EXERCISE REQUIREMENTS.
Check each line of the material. Copy those containing "ylabel".

A block of data:
┄┄┄┄┄┄┄┄┄┄

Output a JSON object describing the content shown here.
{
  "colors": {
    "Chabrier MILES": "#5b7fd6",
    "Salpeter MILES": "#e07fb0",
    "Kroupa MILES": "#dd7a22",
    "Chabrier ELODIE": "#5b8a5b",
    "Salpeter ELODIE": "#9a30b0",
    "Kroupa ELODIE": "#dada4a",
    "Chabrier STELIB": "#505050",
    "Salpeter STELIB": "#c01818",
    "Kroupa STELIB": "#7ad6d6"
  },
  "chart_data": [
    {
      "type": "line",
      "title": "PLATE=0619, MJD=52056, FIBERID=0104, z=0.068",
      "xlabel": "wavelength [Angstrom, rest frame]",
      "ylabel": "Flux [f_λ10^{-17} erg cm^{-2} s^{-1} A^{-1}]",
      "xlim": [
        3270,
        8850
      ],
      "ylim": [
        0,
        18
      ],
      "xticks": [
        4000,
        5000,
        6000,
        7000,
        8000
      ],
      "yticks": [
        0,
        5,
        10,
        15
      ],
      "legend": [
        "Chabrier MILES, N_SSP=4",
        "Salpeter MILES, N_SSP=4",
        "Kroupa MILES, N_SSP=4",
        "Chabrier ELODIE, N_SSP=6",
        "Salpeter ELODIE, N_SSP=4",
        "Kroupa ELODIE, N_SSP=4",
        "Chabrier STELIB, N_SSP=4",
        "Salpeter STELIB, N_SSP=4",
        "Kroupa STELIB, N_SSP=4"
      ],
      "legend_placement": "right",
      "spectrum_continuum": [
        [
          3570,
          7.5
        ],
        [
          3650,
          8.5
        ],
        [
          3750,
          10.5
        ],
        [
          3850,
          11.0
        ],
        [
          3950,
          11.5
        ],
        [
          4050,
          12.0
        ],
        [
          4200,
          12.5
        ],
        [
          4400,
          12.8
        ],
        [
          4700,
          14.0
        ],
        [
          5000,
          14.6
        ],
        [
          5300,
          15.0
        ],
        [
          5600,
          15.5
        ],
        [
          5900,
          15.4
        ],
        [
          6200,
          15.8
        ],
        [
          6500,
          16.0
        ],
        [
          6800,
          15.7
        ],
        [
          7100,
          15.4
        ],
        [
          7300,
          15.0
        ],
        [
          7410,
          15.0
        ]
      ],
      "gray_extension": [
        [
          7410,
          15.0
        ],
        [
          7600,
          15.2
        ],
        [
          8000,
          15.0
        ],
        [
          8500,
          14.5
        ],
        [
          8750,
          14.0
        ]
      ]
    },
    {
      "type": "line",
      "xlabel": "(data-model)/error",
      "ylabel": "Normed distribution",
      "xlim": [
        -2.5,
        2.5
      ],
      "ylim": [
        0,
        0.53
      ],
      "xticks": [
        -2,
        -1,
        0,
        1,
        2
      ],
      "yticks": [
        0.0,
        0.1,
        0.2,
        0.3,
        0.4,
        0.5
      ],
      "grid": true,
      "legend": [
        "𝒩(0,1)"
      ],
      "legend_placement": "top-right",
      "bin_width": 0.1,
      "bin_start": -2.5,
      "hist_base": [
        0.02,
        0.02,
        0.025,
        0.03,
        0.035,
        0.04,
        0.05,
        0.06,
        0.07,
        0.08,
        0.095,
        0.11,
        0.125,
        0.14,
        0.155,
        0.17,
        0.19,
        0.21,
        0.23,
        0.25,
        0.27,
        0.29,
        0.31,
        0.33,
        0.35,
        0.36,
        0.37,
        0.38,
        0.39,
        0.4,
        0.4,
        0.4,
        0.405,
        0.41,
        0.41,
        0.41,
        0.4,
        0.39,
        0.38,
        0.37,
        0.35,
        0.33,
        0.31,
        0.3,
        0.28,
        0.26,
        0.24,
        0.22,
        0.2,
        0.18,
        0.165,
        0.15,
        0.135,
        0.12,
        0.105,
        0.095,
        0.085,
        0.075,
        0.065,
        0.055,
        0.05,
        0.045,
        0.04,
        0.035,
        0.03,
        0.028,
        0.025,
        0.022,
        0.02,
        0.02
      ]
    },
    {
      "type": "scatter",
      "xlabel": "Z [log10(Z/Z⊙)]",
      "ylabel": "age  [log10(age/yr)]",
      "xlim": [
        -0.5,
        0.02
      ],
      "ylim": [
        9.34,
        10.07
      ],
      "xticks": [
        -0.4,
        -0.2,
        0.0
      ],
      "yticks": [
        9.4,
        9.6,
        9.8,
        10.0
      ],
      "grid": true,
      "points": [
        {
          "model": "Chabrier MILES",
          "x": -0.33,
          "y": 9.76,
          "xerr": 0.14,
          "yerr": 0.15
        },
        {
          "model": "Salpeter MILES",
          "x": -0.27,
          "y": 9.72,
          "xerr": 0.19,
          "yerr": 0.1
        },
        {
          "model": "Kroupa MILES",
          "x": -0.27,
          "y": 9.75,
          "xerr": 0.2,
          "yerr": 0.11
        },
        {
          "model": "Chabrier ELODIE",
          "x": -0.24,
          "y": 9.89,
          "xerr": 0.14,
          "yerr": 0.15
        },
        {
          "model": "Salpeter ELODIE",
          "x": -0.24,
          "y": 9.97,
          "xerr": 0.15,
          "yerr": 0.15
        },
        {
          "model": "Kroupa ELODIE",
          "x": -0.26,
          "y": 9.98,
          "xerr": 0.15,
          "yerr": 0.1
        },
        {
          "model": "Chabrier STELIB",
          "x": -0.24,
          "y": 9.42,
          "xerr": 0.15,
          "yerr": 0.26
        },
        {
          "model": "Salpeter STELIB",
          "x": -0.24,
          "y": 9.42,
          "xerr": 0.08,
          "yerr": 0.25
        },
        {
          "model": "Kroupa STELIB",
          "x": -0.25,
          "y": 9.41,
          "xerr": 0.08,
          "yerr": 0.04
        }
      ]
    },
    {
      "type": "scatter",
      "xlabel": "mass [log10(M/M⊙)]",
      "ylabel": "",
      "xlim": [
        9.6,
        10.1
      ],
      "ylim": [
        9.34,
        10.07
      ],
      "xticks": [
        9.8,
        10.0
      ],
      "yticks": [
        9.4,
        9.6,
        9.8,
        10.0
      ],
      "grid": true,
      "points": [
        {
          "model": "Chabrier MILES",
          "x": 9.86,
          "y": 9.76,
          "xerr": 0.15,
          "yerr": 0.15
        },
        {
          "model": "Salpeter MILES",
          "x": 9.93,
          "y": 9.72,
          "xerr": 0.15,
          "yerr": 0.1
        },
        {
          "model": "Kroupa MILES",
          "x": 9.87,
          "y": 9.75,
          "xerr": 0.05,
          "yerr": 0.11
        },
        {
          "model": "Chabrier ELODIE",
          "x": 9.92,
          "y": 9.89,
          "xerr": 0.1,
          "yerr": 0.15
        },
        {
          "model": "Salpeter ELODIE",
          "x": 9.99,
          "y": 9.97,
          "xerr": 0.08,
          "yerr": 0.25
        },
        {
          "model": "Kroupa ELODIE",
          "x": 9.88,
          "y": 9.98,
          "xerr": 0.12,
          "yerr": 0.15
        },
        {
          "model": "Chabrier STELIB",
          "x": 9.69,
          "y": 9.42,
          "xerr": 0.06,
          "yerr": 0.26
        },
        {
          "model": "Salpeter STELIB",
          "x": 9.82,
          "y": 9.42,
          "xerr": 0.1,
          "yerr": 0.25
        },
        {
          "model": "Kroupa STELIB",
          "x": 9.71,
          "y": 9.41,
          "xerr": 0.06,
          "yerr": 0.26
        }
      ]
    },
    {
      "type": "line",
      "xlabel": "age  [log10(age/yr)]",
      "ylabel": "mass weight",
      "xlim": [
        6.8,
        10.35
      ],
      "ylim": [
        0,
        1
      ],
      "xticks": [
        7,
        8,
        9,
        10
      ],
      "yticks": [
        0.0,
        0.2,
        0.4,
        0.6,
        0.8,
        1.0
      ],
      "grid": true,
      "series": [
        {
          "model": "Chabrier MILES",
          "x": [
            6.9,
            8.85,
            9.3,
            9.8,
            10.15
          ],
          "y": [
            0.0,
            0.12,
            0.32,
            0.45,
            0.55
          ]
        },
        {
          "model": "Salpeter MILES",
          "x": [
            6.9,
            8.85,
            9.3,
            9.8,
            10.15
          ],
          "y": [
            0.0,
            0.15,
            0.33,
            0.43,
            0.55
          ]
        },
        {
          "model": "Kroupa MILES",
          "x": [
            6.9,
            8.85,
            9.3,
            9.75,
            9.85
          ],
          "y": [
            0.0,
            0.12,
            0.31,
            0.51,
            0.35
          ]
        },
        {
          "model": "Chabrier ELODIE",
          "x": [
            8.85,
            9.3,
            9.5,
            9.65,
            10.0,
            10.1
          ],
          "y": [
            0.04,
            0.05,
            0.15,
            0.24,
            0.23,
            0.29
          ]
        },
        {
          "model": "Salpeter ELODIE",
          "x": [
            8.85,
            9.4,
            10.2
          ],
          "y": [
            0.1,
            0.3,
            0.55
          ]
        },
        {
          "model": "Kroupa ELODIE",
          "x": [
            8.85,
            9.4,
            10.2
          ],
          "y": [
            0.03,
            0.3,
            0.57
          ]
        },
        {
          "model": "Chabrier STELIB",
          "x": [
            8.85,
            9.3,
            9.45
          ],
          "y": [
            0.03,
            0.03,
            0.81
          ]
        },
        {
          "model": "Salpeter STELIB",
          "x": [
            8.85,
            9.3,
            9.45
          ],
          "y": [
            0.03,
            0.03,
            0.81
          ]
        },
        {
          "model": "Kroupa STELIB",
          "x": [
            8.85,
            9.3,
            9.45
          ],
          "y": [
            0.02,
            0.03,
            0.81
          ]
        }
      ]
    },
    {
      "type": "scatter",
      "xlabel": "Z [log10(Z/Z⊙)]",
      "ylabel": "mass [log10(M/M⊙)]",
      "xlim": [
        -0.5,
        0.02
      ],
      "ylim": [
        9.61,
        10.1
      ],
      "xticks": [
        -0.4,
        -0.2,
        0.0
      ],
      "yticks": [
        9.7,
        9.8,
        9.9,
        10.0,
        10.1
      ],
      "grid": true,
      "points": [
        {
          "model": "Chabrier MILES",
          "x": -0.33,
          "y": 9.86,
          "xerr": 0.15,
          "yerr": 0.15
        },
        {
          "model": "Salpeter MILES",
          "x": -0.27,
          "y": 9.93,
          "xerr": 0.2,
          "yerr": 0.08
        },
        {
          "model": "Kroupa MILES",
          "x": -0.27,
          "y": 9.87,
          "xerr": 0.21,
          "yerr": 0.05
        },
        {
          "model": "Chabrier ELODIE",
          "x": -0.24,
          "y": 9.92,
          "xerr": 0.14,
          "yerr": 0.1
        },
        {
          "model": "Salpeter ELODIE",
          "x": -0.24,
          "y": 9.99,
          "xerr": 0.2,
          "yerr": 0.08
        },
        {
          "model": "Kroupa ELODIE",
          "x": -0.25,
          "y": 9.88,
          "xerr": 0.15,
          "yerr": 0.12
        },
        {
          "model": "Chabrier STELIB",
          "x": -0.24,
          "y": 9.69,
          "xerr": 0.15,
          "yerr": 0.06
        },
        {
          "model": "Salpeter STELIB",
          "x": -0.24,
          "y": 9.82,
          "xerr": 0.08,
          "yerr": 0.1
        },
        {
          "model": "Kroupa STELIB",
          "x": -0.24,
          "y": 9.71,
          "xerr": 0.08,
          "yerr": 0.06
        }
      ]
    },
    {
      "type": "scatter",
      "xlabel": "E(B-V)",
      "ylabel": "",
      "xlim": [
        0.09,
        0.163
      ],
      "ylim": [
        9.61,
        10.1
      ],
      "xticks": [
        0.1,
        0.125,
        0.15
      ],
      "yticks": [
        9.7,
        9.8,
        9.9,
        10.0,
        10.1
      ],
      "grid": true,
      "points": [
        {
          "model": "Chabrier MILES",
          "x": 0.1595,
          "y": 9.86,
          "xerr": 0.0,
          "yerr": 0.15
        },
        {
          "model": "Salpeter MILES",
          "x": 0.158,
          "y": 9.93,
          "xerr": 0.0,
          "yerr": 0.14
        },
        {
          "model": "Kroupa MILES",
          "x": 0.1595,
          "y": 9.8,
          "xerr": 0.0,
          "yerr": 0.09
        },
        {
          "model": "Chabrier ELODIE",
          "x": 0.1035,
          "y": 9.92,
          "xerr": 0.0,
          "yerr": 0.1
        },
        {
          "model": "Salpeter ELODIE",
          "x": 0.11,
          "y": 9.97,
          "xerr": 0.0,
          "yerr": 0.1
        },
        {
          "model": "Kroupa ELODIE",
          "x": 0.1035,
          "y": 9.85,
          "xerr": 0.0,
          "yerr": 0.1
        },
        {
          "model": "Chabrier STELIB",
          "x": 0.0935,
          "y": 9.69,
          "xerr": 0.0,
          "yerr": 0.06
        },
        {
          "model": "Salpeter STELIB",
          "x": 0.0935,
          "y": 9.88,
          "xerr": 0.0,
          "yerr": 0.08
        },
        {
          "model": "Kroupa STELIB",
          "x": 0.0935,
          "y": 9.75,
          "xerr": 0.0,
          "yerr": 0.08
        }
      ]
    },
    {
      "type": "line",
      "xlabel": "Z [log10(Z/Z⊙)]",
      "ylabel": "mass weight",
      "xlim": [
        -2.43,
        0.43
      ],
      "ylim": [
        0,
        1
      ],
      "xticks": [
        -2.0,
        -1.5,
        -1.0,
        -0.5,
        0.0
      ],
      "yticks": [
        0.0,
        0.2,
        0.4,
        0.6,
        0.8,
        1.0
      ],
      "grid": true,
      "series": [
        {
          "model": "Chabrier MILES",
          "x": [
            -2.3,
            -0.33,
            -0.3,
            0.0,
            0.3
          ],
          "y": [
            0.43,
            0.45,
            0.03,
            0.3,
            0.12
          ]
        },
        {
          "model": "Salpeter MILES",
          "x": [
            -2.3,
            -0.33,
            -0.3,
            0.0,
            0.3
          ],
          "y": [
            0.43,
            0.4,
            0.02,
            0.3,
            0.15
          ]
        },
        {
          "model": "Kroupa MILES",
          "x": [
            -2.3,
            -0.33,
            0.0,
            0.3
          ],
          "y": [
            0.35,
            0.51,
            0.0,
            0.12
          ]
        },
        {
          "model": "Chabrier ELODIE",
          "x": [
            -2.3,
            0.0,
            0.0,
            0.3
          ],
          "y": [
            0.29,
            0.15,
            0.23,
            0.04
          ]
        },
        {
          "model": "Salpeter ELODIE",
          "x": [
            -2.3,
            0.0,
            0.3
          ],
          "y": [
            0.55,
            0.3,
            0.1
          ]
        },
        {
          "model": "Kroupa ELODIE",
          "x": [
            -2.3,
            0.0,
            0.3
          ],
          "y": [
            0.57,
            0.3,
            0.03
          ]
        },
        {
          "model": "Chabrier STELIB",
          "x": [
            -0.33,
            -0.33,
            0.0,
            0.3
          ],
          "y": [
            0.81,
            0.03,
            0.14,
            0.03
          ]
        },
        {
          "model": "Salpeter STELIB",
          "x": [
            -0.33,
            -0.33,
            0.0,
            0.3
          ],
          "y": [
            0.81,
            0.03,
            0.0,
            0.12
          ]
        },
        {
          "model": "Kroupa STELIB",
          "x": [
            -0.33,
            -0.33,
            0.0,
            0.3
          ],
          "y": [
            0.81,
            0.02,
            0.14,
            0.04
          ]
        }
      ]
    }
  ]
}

┄┄┄┄┄┄┄┄┄┄

EXERCISE OUTPUT.
      "ylabel": "Flux [f_λ10^{-17} erg cm^{-2} s^{-1} A^{-1}]",
      "ylabel": "Normed distribution",
      "ylabel": "age  [log10(age/yr)]",
      "ylabel": "",
      "ylabel": "mass weight",
      "ylabel": "mass [log10(M/M⊙)]",
      "ylabel": "",
      "ylabel": "mass weight",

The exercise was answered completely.